--- start INPUT FOR THIS TASK ---
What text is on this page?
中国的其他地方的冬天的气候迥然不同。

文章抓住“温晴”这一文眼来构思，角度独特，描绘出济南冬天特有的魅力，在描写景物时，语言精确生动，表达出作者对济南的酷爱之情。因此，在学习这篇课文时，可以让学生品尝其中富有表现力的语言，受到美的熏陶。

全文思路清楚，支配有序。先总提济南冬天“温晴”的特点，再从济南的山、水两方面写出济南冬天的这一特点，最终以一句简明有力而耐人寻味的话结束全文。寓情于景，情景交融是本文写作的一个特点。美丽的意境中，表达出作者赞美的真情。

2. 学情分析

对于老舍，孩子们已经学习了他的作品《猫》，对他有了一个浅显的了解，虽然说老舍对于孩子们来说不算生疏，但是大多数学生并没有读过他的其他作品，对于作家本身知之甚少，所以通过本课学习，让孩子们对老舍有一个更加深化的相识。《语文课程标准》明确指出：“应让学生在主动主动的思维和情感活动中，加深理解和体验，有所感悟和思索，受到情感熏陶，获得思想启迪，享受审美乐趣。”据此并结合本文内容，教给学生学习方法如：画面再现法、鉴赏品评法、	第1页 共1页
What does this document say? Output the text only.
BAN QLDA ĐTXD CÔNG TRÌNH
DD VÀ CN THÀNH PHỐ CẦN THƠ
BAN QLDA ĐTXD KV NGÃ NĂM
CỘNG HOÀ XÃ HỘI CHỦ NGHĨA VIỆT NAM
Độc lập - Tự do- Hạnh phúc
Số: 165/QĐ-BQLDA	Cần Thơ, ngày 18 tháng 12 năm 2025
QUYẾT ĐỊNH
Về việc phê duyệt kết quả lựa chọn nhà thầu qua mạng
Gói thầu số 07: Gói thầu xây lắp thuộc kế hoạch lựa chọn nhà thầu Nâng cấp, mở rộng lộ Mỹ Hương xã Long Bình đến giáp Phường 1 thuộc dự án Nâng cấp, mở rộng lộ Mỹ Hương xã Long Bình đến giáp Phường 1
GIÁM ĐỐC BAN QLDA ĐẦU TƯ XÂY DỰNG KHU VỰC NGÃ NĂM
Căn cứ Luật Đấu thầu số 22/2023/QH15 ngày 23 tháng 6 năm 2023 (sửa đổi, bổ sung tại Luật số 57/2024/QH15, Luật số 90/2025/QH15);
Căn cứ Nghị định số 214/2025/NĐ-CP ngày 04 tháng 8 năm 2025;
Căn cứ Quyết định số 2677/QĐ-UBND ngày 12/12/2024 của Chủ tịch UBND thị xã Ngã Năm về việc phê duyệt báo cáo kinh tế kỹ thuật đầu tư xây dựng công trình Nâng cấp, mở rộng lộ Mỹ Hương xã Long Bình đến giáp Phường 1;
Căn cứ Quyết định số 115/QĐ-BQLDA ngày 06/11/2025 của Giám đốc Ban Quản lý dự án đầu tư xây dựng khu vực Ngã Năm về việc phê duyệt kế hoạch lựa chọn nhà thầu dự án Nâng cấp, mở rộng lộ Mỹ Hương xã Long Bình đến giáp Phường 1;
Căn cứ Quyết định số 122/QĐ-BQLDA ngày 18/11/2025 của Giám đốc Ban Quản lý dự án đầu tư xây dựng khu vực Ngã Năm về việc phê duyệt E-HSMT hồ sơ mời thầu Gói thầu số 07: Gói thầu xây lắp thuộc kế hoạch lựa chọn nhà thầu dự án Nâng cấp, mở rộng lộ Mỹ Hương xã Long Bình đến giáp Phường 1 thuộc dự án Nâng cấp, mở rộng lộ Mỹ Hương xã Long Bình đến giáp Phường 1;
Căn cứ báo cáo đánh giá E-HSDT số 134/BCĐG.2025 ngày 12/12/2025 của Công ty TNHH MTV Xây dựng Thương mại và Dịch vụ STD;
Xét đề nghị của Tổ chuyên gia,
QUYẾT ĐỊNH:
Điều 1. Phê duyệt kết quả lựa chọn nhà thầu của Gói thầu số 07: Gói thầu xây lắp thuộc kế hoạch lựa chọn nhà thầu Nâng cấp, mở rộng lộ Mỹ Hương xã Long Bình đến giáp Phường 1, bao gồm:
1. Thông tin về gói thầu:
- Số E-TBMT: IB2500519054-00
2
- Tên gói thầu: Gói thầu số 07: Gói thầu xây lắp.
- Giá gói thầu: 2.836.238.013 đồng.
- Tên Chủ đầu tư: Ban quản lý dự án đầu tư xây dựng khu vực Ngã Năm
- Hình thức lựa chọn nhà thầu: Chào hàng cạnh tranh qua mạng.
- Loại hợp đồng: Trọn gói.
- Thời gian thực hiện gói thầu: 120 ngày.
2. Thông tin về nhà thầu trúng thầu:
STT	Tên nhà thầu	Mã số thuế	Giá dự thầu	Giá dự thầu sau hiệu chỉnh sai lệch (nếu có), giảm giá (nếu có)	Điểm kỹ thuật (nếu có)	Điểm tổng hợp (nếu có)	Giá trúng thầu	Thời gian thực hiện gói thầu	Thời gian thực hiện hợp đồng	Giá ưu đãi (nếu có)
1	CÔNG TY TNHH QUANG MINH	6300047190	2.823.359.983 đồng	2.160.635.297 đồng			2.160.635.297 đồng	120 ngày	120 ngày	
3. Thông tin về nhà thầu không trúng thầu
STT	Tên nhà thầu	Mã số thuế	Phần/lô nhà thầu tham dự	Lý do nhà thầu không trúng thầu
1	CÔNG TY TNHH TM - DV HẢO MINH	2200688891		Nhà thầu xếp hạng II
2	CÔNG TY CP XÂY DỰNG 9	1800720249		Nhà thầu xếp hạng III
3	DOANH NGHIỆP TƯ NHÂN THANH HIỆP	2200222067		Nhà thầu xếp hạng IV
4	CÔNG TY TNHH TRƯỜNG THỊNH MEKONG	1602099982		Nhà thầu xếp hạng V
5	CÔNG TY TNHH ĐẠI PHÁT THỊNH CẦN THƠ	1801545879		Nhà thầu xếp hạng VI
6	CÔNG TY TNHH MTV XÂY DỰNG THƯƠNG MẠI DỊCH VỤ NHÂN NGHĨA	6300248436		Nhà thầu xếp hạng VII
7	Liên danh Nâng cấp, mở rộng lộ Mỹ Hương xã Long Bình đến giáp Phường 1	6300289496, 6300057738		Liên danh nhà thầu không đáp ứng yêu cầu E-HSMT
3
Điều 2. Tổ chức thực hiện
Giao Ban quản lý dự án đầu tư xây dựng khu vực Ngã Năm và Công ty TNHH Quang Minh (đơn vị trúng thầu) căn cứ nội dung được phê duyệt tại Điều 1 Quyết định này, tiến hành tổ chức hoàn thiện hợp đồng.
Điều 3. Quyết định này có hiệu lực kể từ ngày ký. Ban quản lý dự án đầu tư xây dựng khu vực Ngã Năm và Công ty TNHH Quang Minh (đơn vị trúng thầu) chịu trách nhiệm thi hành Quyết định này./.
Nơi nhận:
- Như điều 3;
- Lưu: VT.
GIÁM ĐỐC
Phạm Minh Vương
--- end INPUT FOR THIS TASK ---
## SHORT PROBLEM
Show the lines from the data above that contain the string "không".

## EXERCISE ANSWER
3. Thông tin về nhà thầu không trúng thầu
STT	Tên nhà thầu	Mã số thuế	Phần/lô nhà thầu tham dự	Lý do nhà thầu không trúng thầu
7	Liên danh Nâng cấp, mở rộng lộ Mỹ Hương xã Long Bình đến giáp Phường 1	6300289496, 6300057738		Liên danh nhà thầu không đáp ứng yêu cầu E-HSMT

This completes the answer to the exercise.